■ WHAT TO PRODUCE ■
In the data below, find each line containing the string "more" and return it.

····················

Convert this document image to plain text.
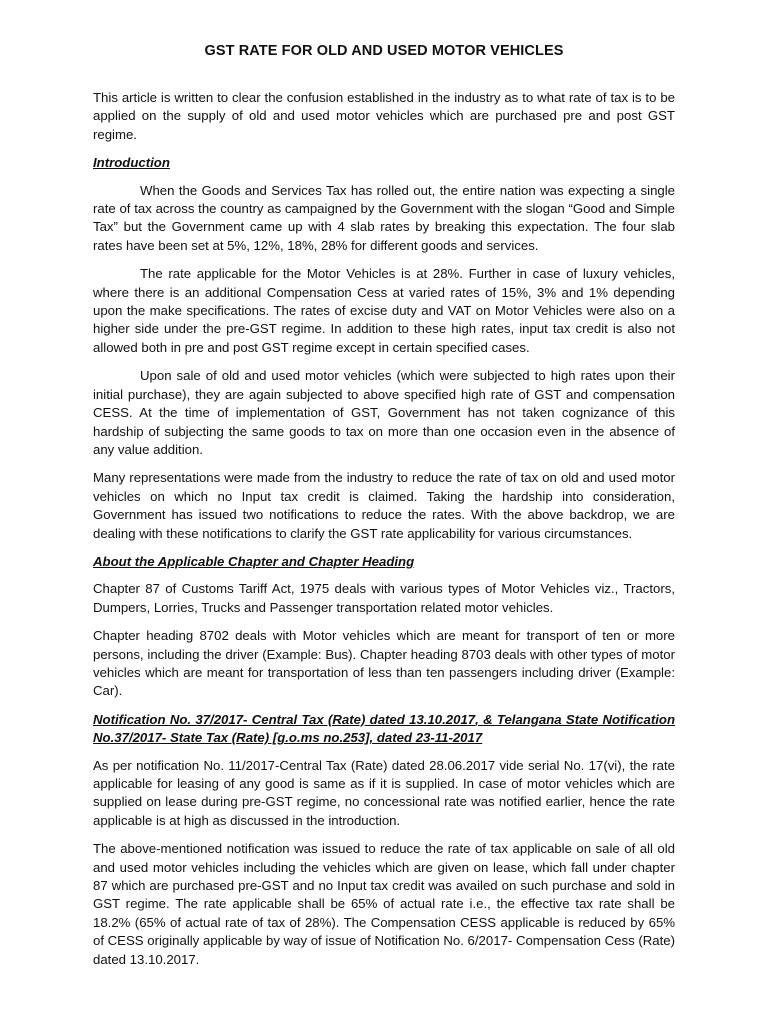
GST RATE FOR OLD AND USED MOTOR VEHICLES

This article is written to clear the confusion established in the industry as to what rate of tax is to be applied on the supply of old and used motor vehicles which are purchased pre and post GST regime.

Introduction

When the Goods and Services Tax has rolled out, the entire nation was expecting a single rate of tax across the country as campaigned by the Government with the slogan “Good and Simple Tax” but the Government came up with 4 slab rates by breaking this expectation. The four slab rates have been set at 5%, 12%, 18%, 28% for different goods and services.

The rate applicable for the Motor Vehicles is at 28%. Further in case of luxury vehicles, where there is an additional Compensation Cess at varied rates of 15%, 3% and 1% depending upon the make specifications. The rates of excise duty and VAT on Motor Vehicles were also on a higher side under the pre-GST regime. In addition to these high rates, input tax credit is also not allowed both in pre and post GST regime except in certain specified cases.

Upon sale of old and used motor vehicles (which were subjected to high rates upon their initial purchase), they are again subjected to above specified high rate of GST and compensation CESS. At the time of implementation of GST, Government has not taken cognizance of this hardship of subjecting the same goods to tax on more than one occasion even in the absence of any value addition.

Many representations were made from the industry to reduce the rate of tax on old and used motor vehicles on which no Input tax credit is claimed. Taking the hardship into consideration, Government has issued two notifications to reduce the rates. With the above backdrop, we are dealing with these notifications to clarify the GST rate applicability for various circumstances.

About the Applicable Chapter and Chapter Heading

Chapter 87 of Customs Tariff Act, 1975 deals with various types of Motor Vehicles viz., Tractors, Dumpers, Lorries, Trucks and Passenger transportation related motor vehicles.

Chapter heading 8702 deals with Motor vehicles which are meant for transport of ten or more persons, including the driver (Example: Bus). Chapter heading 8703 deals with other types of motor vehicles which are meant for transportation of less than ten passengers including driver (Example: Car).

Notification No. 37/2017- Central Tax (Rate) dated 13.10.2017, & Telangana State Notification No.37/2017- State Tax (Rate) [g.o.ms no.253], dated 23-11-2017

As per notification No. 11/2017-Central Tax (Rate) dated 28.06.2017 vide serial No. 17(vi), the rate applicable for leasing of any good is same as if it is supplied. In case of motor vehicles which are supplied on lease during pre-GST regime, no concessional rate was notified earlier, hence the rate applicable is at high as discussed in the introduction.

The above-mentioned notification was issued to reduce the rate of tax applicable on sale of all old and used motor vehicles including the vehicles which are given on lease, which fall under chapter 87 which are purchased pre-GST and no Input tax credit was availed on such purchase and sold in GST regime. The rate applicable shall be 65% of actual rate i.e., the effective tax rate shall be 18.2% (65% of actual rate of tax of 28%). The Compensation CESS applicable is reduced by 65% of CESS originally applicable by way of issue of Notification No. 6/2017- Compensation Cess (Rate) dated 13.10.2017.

····················

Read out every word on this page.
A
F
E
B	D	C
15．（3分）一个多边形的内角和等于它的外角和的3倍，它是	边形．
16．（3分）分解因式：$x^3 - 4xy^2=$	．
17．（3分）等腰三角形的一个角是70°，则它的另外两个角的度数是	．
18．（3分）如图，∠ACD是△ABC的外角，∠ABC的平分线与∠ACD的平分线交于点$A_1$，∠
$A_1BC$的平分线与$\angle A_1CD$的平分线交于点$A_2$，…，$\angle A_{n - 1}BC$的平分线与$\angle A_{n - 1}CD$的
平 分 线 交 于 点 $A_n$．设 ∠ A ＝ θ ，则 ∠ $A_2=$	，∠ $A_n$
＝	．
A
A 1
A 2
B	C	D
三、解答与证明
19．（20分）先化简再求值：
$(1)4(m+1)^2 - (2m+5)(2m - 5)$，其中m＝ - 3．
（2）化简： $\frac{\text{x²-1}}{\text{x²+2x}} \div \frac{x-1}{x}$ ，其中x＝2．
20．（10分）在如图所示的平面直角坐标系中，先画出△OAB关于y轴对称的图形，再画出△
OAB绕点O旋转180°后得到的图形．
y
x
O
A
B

····················

■ ANSWER BELOW ■
Upon sale of old and used motor vehicles (which were subjected to high rates upon their initial purchase), they are again subjected to above specified high rate of GST and compensation CESS. At the time of implementation of GST, Government has not taken cognizance of this hardship of subjecting the same goods to tax on more than one occasion even in the absence of any value addition.
Chapter heading 8702 deals with Motor vehicles which are meant for transport of ten or more persons, including the driver (Example: Bus). Chapter heading 8703 deals with other types of motor vehicles which are meant for transportation of less than ten passengers including driver (Example: Car).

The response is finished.